## Task to complete
Copy out the lines that have "Lesley" in them.

** start Supplied data **

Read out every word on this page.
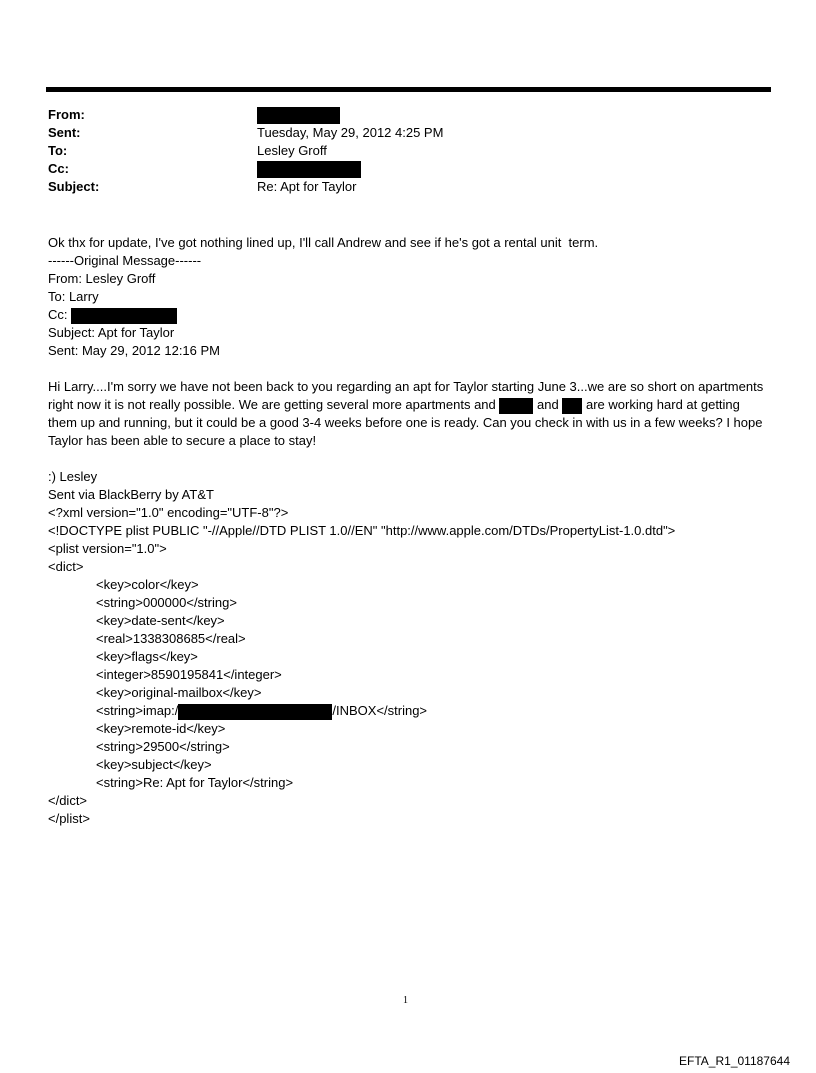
From:
Sent:	Tuesday, May 29, 2012 4:25 PM
To:	Lesley Groff
Cc:
Subject:	Re: Apt for Taylor
Ok thx for update, I've got nothing lined up, I'll call Andrew and see if he's got a rental unit  term.
------Original Message------
From: Lesley Groff
To: Larry
Cc:
Subject: Apt for Taylor
Sent: May 29, 2012 12:16 PM
Hi Larry....I'm sorry we have not been back to you regarding an apt for Taylor starting June 3...we are so short on apartments right now it is not really possible. We are getting several more apartments and	and are working hard at getting them up and running, but it could be a good 3-4 weeks before one is ready. Can you check in with us in a few weeks? I hope Taylor has been able to secure a place to stay!
:) Lesley
Sent via BlackBerry by AT&T
<?xml version="1.0" encoding="UTF-8"?>
<!DOCTYPE plist PUBLIC "-//Apple//DTD PLIST 1.0//EN" "http://www.apple.com/DTDs/PropertyList-1.0.dtd">
<plist version="1.0">
<dict>
<key>color</key>
<string>000000</string>
<key>date-sent</key>
<real>1338308685</real>
<key>flags</key>
<integer>8590195841</integer>
<key>original-mailbox</key>
<string>imap:/	/INBOX</string>
<key>remote-id</key>
<string>29500</string>
<key>subject</key>
<string>Re: Apt for Taylor</string>
</dict>
</plist>
1
EFTA_R1_01187644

** end Supplied data **

## Correct answer
To:	Lesley Groff
From: Lesley Groff
:) Lesley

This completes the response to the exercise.